▸ **SET TASKS**
a) In the Spark project description, what data file should be placed in the input directory?
b) Reproduce the portion of the Spark project description that begins at the words "3. Python Libraries" and stops after "file named visa_number_in_india.csv in the input directory.".
c) Write the next part of the Spark project description, beginning after its final line.

▸ **SELECTED PASSAGE**
* * *
Azure Spark Cluster Data Engineering Project

India Visa Analysis

In this project I will set up the Spark master-worker architecture in a Docker container on Azure.I will then perform end-to-end data processing and visualization of visa numbers in India using PySpark and Plotly. I will take input and then write some jobs in spark python or spark sql and submit it to spark cluster for processing and do visualisation on the output.

Requirements:

  1. Microsft Azure
  2. Docker: The Spark master-worker architecture is set up in a Docker container on Azure.
  3. Python Libraries
    • PySpark
    • pandas
    • Plotly Express
    • pycountry
    • pycountry_convert
    • fuzzywuzzy

Usage

  1. Data Input: Place your CSV file named visa_number_in_india.csv in the input directory.
  2. Run the Script: Execute the provided Python script.
* * *
▸ **DATA LISTING**
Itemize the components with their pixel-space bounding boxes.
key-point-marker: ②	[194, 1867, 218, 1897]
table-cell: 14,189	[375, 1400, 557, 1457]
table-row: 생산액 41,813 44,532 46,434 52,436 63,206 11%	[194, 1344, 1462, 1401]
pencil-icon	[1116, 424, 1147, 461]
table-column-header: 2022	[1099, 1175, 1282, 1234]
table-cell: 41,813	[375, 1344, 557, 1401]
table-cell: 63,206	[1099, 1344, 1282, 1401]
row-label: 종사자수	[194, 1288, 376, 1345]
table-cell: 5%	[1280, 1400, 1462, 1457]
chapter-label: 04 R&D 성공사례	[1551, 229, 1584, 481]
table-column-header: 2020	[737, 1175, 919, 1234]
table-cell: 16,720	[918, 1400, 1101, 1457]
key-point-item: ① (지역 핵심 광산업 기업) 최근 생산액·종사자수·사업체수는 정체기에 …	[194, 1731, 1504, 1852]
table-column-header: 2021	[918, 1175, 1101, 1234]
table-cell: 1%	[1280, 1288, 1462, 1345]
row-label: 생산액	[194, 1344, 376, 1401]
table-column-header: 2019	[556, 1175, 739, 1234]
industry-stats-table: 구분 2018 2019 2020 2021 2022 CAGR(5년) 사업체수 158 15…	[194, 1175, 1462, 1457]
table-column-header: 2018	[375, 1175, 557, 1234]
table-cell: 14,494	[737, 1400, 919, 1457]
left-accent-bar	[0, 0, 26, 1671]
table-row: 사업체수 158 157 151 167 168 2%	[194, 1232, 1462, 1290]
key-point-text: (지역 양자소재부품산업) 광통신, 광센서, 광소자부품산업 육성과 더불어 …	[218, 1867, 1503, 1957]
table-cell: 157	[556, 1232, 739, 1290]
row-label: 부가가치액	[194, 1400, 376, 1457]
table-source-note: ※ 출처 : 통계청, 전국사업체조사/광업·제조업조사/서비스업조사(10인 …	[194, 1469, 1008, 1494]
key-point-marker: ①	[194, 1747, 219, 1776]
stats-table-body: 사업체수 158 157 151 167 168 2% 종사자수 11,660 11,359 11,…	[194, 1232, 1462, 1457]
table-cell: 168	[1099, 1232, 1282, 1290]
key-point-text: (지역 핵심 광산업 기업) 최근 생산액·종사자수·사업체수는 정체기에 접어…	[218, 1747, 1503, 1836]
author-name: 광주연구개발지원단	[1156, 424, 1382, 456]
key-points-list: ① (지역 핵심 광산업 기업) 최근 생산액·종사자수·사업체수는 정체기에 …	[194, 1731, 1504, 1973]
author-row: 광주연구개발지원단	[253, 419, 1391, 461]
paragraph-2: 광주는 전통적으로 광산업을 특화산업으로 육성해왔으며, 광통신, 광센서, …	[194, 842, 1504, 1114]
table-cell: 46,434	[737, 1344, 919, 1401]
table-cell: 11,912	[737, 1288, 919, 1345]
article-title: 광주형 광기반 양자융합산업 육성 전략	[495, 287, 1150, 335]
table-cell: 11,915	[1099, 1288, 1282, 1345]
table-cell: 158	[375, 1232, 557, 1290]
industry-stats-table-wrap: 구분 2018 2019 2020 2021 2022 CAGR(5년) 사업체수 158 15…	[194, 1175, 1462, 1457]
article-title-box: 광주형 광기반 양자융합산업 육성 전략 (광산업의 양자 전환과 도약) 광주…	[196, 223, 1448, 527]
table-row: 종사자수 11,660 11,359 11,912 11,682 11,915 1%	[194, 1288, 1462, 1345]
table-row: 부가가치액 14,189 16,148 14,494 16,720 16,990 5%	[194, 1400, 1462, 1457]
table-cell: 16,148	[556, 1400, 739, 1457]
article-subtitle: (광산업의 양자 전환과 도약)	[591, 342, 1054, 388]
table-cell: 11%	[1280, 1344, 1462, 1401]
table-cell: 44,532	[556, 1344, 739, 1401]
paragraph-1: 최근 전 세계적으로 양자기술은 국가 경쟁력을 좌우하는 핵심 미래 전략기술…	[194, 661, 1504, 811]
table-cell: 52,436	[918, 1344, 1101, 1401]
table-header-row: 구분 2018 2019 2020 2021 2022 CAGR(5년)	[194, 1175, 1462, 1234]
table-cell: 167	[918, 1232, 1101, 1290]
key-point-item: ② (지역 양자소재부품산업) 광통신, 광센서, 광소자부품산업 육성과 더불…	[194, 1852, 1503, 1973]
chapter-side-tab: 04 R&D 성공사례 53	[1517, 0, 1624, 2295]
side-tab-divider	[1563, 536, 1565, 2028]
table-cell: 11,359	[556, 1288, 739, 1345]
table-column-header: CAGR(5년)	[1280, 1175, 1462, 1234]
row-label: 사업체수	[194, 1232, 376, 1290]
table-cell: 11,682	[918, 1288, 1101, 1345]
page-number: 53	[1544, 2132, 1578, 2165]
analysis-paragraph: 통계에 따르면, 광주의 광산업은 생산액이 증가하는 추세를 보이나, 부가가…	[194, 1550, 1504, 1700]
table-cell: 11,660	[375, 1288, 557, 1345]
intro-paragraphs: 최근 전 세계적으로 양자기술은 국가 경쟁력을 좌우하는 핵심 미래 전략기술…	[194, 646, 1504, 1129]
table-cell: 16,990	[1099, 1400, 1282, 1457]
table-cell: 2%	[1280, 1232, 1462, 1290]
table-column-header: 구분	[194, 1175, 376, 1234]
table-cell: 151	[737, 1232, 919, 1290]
* * *
▸ **RESULTS FOR EACH TASK**
a) A CSV file named visa_number_in_india.csv.

b)
3. Python Libraries
    • PySpark
    • pandas
    • Plotly Express
    • pycountry
    • pycountry_convert
    • fuzzywuzzy

Usage

  1. Data Input: Place your CSV file named visa_number_in_india.csv in the input directory.

c)
  3. Visualizations: After execution, you'll find the visualizations saved as HTML files in the output directory.
  4. Cleaned Data: The cleaned data will also be saved as a CSV file in the output directory.

Process

  • Data Ingestion: The script ingests the CSV file containing the visa numbers in India.
  • Data Cleaning: The script standardizes column names, drops null columns, and corrects country names using fuzzy matching.
  • Data Transformation: The data is further enriched by adding continent information for each country.
  • Data Visualization: The cleaned and transformed data is visualized using Plotly Express to provide insights into visa trends in India.
  • System Architecture: The Spark master-worker architecture is set up in a Docker container on Azure.

Steps

 Firstly create a Virtual Machine in azure named it spark-cluster and create a connection to this spark-cluster through key,

Files Structure of the looks like this
    /input/visa_number_in_india.csv
    /jobs/visualisation.py
    /output/
    /docker-compose.yml
    /upload_files.sh
    /download_files.sh

Now i will install docker in this azure virtual machine

in docker-compose.yml i will specify all the services and their configurations

version: '3'

    services:
      spark-master:
        build:
          context: .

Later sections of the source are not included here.